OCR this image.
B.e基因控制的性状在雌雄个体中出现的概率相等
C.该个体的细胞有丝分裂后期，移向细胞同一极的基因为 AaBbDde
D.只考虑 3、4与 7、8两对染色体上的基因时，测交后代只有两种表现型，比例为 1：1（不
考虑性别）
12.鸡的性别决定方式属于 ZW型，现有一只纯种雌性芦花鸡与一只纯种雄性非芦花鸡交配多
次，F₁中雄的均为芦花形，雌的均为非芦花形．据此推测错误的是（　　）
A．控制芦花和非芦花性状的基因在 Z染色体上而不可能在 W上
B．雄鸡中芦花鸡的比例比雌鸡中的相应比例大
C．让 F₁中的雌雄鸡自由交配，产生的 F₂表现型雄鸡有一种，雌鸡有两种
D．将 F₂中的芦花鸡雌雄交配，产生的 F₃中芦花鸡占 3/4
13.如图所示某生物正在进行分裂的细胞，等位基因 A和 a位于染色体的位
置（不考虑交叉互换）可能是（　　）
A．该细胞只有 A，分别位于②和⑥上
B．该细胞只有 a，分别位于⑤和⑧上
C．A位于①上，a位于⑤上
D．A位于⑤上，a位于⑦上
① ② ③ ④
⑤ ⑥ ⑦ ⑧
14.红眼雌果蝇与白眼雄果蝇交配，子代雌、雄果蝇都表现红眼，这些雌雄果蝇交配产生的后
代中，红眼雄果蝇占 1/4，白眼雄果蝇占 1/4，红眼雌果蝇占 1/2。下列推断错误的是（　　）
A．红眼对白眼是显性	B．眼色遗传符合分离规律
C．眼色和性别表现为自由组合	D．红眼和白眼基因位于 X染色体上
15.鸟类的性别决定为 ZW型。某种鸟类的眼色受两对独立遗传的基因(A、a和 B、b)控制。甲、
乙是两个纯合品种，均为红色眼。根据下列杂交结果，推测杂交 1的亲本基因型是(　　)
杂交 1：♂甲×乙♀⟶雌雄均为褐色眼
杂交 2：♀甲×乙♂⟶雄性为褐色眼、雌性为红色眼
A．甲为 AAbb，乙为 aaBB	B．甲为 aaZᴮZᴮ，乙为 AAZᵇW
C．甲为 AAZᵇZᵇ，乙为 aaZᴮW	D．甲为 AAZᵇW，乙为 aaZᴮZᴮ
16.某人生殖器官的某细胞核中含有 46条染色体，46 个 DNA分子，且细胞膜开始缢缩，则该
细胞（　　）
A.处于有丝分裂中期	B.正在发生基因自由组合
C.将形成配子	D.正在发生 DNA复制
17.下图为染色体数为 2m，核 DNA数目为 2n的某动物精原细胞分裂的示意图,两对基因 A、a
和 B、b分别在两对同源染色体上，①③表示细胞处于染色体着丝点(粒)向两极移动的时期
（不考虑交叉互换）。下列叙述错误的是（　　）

### What to produce
Each line above must be printed exactly as it appears.

### Correct response
OCR this image.
B.e基因控制的性状在雌雄个体中出现的概率相等
C.该个体的细胞有丝分裂后期，移向细胞同一极的基因为 AaBbDde
D.只考虑 3、4与 7、8两对染色体上的基因时，测交后代只有两种表现型，比例为 1：1（不
考虑性别）
12.鸡的性别决定方式属于 ZW型，现有一只纯种雌性芦花鸡与一只纯种雄性非芦花鸡交配多
次，F₁中雄的均为芦花形，雌的均为非芦花形．据此推测错误的是（　　）
A．控制芦花和非芦花性状的基因在 Z染色体上而不可能在 W上
B．雄鸡中芦花鸡的比例比雌鸡中的相应比例大
C．让 F₁中的雌雄鸡自由交配，产生的 F₂表现型雄鸡有一种，雌鸡有两种
D．将 F₂中的芦花鸡雌雄交配，产生的 F₃中芦花鸡占 3/4
13.如图所示某生物正在进行分裂的细胞，等位基因 A和 a位于染色体的位
置（不考虑交叉互换）可能是（　　）
A．该细胞只有 A，分别位于②和⑥上
B．该细胞只有 a，分别位于⑤和⑧上
C．A位于①上，a位于⑤上
D．A位于⑤上，a位于⑦上
① ② ③ ④
⑤ ⑥ ⑦ ⑧
14.红眼雌果蝇与白眼雄果蝇交配，子代雌、雄果蝇都表现红眼，这些雌雄果蝇交配产生的后
代中，红眼雄果蝇占 1/4，白眼雄果蝇占 1/4，红眼雌果蝇占 1/2。下列推断错误的是（　　）
A．红眼对白眼是显性	B．眼色遗传符合分离规律
C．眼色和性别表现为自由组合	D．红眼和白眼基因位于 X染色体上
15.鸟类的性别决定为 ZW型。某种鸟类的眼色受两对独立遗传的基因(A、a和 B、b)控制。甲、
乙是两个纯合品种，均为红色眼。根据下列杂交结果，推测杂交 1的亲本基因型是(　　)
杂交 1：♂甲×乙♀⟶雌雄均为褐色眼
杂交 2：♀甲×乙♂⟶雄性为褐色眼、雌性为红色眼
A．甲为 AAbb，乙为 aaBB	B．甲为 aaZᴮZᴮ，乙为 AAZᵇW
C．甲为 AAZᵇZᵇ，乙为 aaZᴮW	D．甲为 AAZᵇW，乙为 aaZᴮZᴮ
16.某人生殖器官的某细胞核中含有 46条染色体，46 个 DNA分子，且细胞膜开始缢缩，则该
细胞（　　）
A.处于有丝分裂中期	B.正在发生基因自由组合
C.将形成配子	D.正在发生 DNA复制
17.下图为染色体数为 2m，核 DNA数目为 2n的某动物精原细胞分裂的示意图,两对基因 A、a
和 B、b分别在两对同源染色体上，①③表示细胞处于染色体着丝点(粒)向两极移动的时期
（不考虑交叉互换）。下列叙述错误的是（　　）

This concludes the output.